*GIVEN INSTRUCTION*. In the data that follows, count the lines in which the word "orden" occurs, and report that figure alone.

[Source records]
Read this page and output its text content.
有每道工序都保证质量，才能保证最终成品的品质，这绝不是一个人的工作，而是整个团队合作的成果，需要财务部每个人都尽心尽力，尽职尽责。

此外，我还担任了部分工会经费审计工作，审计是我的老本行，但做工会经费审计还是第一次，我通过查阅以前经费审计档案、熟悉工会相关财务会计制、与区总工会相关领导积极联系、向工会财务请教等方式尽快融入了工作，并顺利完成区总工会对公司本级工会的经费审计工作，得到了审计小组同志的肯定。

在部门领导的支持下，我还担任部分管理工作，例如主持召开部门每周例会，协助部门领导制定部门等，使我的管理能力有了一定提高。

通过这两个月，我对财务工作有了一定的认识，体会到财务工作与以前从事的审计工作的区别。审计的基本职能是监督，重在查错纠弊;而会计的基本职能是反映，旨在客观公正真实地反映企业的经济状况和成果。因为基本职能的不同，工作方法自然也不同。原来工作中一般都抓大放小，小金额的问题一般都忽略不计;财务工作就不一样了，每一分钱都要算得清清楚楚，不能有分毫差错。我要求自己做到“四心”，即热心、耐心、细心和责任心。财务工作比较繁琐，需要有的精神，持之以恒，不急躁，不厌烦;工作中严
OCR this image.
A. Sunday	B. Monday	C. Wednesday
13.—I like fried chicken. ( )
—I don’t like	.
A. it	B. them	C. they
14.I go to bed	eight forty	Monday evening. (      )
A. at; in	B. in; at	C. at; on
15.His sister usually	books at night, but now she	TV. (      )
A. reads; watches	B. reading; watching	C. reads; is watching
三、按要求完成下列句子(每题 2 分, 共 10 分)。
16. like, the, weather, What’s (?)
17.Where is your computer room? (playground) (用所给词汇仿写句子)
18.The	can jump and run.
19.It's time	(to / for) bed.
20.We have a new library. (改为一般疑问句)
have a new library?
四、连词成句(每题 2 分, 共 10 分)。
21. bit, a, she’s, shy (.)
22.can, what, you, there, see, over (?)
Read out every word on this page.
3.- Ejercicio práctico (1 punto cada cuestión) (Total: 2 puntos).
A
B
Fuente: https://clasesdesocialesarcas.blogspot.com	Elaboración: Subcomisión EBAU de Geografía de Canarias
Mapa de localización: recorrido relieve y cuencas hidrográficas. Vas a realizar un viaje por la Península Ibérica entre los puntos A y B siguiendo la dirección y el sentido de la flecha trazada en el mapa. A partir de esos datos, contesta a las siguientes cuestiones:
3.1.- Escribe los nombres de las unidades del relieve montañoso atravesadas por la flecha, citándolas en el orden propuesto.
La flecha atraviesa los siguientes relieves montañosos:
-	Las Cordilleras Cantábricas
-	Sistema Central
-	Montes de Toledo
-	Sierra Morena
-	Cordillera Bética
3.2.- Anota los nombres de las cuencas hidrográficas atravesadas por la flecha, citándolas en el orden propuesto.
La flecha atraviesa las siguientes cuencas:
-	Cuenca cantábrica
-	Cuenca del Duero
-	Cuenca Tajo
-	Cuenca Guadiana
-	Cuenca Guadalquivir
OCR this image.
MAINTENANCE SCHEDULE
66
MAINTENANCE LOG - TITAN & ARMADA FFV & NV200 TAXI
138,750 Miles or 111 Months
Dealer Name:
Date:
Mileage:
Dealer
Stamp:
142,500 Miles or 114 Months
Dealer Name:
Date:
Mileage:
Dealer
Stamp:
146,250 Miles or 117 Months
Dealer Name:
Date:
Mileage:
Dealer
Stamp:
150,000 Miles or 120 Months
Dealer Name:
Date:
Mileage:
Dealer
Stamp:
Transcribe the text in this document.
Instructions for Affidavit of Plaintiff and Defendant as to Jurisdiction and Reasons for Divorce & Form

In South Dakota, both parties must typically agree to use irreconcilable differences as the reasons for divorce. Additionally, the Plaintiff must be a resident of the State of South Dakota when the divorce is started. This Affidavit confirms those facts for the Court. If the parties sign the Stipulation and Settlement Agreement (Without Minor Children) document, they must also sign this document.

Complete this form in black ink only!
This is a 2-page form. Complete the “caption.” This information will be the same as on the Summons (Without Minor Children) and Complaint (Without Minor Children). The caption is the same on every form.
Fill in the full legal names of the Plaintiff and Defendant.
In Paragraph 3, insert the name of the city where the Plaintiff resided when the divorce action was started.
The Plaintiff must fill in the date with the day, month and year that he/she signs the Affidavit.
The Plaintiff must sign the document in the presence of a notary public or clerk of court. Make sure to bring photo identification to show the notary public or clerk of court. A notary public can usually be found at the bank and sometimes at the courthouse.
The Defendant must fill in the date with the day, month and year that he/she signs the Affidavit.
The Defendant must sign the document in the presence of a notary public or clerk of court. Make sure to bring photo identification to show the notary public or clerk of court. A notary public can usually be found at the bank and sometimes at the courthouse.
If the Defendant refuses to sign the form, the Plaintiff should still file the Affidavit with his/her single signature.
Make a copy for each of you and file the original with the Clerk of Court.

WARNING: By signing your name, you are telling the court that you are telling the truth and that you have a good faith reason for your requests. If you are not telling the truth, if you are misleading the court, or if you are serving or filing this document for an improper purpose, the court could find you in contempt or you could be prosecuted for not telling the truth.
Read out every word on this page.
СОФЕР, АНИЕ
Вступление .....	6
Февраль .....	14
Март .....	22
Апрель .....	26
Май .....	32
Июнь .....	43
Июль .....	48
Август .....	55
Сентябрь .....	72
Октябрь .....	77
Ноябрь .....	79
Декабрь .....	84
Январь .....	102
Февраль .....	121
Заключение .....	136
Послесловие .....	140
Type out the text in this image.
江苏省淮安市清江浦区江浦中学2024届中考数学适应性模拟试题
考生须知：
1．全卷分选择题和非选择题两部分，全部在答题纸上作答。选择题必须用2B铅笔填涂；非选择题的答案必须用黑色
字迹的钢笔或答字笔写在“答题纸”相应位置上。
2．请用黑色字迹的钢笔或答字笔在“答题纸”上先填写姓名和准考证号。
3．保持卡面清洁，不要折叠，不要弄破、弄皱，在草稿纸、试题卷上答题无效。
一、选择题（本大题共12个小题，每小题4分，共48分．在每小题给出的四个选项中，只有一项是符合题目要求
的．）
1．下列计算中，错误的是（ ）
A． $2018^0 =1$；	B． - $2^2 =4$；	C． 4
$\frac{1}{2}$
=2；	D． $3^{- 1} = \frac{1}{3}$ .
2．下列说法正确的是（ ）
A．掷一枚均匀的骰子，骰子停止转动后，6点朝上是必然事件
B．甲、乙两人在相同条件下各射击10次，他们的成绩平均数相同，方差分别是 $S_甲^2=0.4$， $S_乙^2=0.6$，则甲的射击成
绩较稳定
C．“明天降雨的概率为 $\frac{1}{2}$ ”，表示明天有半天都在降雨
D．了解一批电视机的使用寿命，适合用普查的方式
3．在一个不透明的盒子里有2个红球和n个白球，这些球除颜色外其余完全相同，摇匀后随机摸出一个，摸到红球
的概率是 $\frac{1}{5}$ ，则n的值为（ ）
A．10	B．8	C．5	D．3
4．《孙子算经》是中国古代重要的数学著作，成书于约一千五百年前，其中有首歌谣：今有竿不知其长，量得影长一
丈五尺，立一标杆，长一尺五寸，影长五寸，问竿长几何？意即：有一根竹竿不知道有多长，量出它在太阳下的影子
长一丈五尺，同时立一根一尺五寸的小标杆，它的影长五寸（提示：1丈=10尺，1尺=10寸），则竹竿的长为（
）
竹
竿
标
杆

*THE ANSWER*. 2